## Task A
Output the passage on the fast memory region patch below, word for word, from "[PATCH] IB/mthca: add" down to "for regular MR.".

## Reading passage
[PATCH] IB/mthca: add fast memory region implementation
Implement fast memory regions (FMRs), where the driver writes directly into
the HCA's translation tables rather than requiring a firmware command. For
Tavor, MTTs for FMR are separate from regular MTTs, and are reserved at driver
initialization. This is done to limit the amount of virtual memory needed to
map the MTTs. For Arbel, there's no such limitation, and all MTTs and MPTs
may be used for FMR or for regular MR.

## Task B
In the records, swap "list-item" for "kpi-entry" and return only everything from the line containing "948, 540, 986]" down to the line containing "795, 1256, 920]", with nothing else changed.

(Recorded data)
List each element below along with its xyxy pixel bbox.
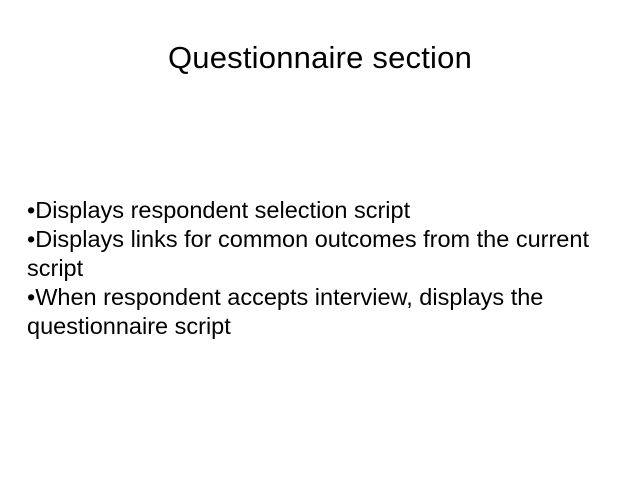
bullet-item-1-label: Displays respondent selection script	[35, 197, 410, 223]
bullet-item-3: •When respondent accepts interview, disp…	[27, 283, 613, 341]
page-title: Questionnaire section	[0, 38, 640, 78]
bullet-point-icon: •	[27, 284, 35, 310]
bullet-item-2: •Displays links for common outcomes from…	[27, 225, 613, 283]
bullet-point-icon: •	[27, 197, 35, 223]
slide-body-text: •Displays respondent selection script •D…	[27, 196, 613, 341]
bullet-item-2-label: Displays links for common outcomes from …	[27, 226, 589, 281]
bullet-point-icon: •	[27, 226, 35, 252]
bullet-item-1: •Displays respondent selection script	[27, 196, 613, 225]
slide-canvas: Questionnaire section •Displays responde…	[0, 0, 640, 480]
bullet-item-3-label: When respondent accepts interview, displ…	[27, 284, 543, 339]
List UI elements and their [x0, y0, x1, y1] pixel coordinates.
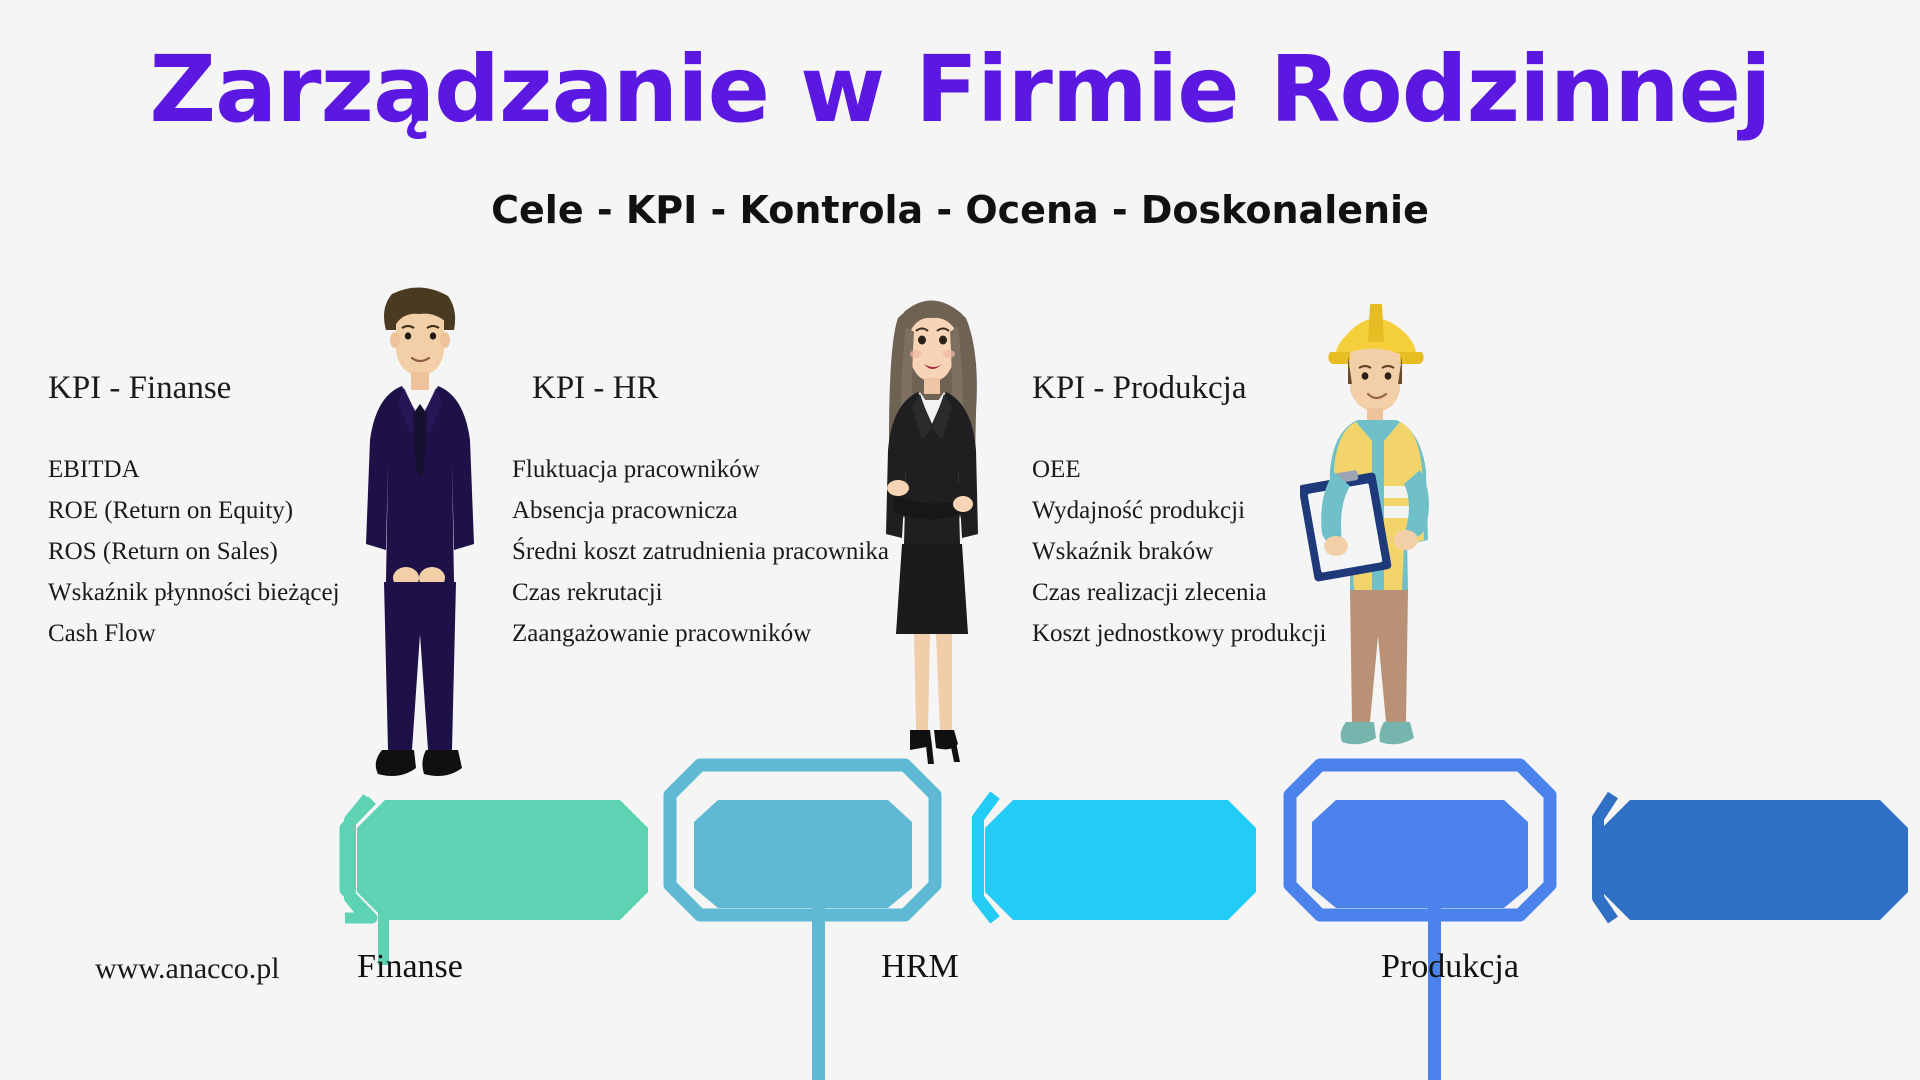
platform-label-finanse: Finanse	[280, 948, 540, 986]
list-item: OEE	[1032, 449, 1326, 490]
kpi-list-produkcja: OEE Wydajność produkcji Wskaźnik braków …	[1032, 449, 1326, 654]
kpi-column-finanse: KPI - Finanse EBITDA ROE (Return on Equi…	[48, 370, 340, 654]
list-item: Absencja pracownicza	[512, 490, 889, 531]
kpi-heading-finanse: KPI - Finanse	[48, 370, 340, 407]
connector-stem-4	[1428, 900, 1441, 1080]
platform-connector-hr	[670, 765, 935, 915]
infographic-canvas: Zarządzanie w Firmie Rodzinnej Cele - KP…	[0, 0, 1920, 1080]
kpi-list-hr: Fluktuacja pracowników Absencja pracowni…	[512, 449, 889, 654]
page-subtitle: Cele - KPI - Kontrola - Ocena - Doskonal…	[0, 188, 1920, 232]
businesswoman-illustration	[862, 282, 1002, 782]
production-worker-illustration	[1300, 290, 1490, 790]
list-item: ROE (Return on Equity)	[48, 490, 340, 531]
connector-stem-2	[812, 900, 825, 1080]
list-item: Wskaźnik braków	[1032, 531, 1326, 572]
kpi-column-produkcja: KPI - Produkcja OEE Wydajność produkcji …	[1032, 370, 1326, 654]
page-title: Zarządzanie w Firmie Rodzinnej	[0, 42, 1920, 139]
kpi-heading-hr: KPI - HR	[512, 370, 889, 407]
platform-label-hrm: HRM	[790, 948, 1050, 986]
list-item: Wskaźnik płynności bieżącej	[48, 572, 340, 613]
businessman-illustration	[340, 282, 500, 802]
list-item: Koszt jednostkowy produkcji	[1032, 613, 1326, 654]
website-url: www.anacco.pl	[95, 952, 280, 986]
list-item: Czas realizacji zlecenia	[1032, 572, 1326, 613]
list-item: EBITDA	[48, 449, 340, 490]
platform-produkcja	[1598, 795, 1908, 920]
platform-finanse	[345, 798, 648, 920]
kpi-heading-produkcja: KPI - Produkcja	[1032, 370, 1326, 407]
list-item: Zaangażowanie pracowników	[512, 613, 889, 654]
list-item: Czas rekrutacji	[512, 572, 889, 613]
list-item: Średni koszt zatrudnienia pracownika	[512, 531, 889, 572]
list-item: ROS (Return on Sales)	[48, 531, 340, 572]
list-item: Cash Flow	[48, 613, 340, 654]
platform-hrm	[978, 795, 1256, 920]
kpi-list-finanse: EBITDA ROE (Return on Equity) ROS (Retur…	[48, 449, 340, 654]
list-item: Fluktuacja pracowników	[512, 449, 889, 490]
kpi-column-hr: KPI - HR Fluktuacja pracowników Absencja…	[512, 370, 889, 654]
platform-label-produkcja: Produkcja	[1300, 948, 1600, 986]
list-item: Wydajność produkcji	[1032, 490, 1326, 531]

## Right answer A
[PATCH] IB/mthca: add fast memory region implementation
Implement fast memory regions (FMRs), where the driver writes directly into
the HCA's translation tables rather than requiring a firmware command. For
Tavor, MTTs for FMR are separate from regular MTTs, and are reserved at driver
initialization. This is done to limit the amount of virtual memory needed to
map the MTTs. For Arbel, there's no such limitation, and all MTTs and MPTs
may be used for FMR or for regular MR.

## Right answer B
platform-label-finanse: Finanse	[280, 948, 540, 986]
kpi-entry: OEE	[1032, 449, 1326, 490]
kpi-list-produkcja: OEE Wydajność produkcji Wskaźnik braków …	[1032, 449, 1326, 654]
kpi-column-finanse: KPI - Finanse EBITDA ROE (Return on Equi…	[48, 370, 340, 654]
kpi-entry: Absencja pracownicza	[512, 490, 889, 531]
kpi-heading-finanse: KPI - Finanse	[48, 370, 340, 407]
connector-stem-4	[1428, 900, 1441, 1080]
platform-connector-hr	[670, 765, 935, 915]
infographic-canvas: Zarządzanie w Firmie Rodzinnej Cele - KP…	[0, 0, 1920, 1080]
kpi-list-hr: Fluktuacja pracowników Absencja pracowni…	[512, 449, 889, 654]
page-subtitle: Cele - KPI - Kontrola - Ocena - Doskonal…	[0, 188, 1920, 232]
businesswoman-illustration	[862, 282, 1002, 782]
production-worker-illustration	[1300, 290, 1490, 790]
kpi-entry: ROE (Return on Equity)	[48, 490, 340, 531]
connector-stem-2	[812, 900, 825, 1080]
kpi-entry: Wskaźnik braków	[1032, 531, 1326, 572]
kpi-column-produkcja: KPI - Produkcja OEE Wydajność produkcji …	[1032, 370, 1326, 654]
page-title: Zarządzanie w Firmie Rodzinnej	[0, 42, 1920, 139]
kpi-heading-hr: KPI - HR	[512, 370, 889, 407]
platform-label-hrm: HRM	[790, 948, 1050, 986]
kpi-entry: Wskaźnik płynności bieżącej	[48, 572, 340, 613]
businessman-illustration	[340, 282, 500, 802]
kpi-entry: Koszt jednostkowy produkcji	[1032, 613, 1326, 654]
website-url: www.anacco.pl	[95, 952, 280, 986]
kpi-entry: Czas realizacji zlecenia	[1032, 572, 1326, 613]
kpi-entry: EBITDA	[48, 449, 340, 490]
platform-produkcja	[1598, 795, 1908, 920]
platform-finanse	[345, 798, 648, 920]
kpi-heading-produkcja: KPI - Produkcja	[1032, 370, 1326, 407]
kpi-entry: Zaangażowanie pracowników	[512, 613, 889, 654]
kpi-entry: Czas rekrutacji	[512, 572, 889, 613]
kpi-entry: Średni koszt zatrudnienia pracownika	[512, 531, 889, 572]
kpi-entry: ROS (Return on Sales)	[48, 531, 340, 572]
kpi-entry: Cash Flow	[48, 613, 340, 654]
platform-hrm	[978, 795, 1256, 920]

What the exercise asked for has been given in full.